> **Exercise prompt**: Filter the records below for the word "Open". Copy each line that holds it.

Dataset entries
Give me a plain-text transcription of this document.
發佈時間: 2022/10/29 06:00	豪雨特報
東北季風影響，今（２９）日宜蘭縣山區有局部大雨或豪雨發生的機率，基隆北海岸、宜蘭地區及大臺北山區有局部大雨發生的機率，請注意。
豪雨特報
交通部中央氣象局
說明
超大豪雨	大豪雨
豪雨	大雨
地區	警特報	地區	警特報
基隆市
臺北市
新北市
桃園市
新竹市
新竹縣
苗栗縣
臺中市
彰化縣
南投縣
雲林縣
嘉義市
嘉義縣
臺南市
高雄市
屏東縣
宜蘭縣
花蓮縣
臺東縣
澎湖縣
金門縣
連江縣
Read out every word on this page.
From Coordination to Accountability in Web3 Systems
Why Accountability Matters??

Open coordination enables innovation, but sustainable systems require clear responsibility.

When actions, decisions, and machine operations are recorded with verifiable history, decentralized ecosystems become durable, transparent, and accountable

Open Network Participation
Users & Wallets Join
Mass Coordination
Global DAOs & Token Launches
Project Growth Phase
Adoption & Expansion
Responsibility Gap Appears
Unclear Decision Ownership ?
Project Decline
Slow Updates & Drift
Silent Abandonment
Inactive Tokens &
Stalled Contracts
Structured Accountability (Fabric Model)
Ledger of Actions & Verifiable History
* * *
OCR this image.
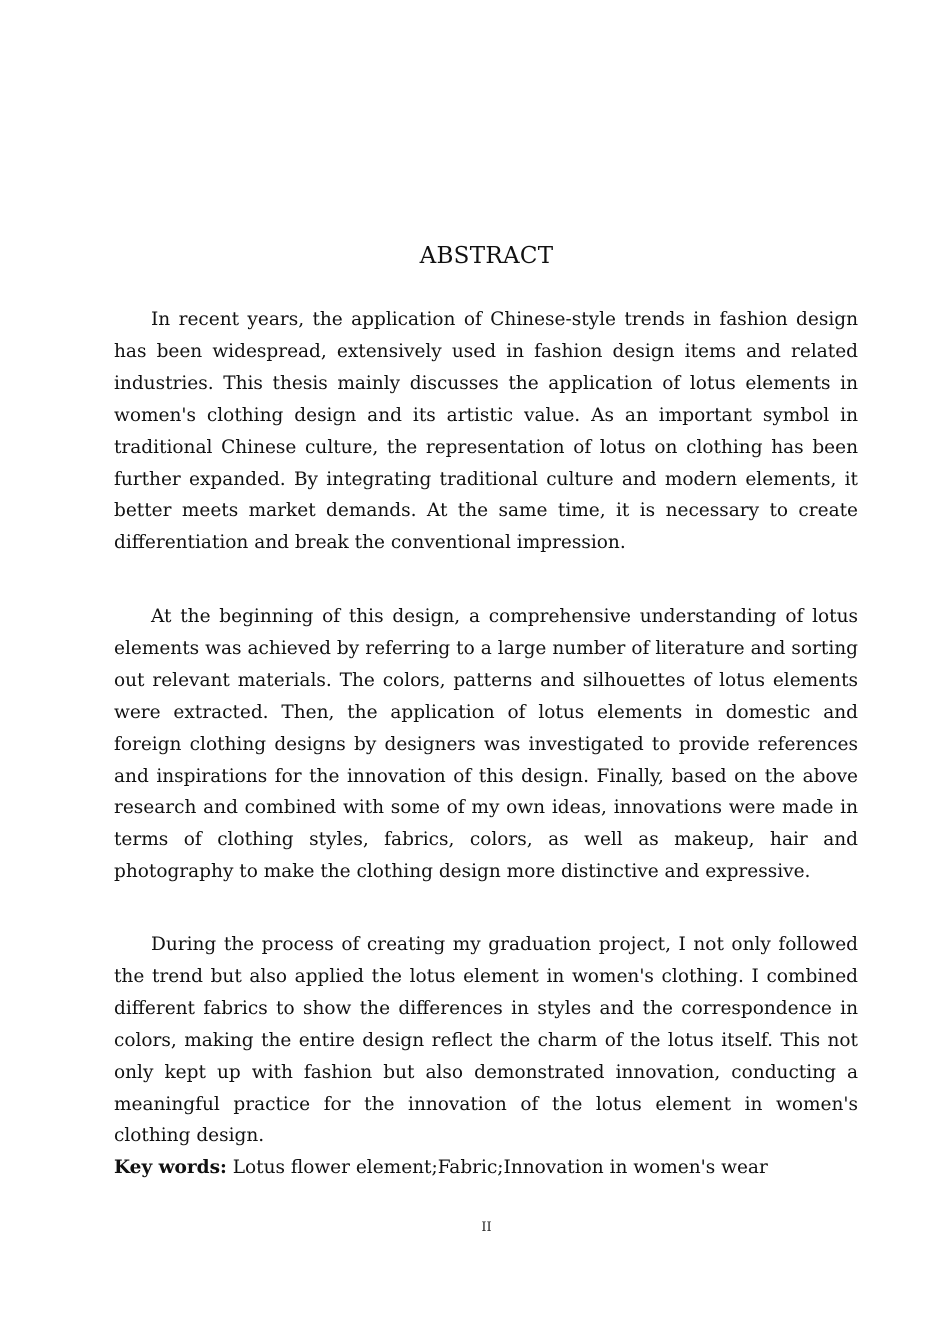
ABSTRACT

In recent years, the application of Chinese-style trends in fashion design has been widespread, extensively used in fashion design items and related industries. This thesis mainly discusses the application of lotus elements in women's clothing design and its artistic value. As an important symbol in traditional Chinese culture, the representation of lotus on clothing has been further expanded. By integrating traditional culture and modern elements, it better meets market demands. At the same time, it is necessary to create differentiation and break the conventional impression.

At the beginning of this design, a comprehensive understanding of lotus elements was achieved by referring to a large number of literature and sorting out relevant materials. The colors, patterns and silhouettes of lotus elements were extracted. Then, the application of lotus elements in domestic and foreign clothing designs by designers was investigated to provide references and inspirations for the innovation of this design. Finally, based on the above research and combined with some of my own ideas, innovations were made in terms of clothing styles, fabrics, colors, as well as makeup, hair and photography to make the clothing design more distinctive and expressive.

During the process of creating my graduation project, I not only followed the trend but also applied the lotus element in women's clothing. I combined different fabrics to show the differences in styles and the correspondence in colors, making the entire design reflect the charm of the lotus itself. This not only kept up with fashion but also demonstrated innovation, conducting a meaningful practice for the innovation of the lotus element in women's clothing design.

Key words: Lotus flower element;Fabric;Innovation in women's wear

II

> **Result**:
Open coordination enables innovation, but sustainable systems require clear responsibility.
Open Network Participation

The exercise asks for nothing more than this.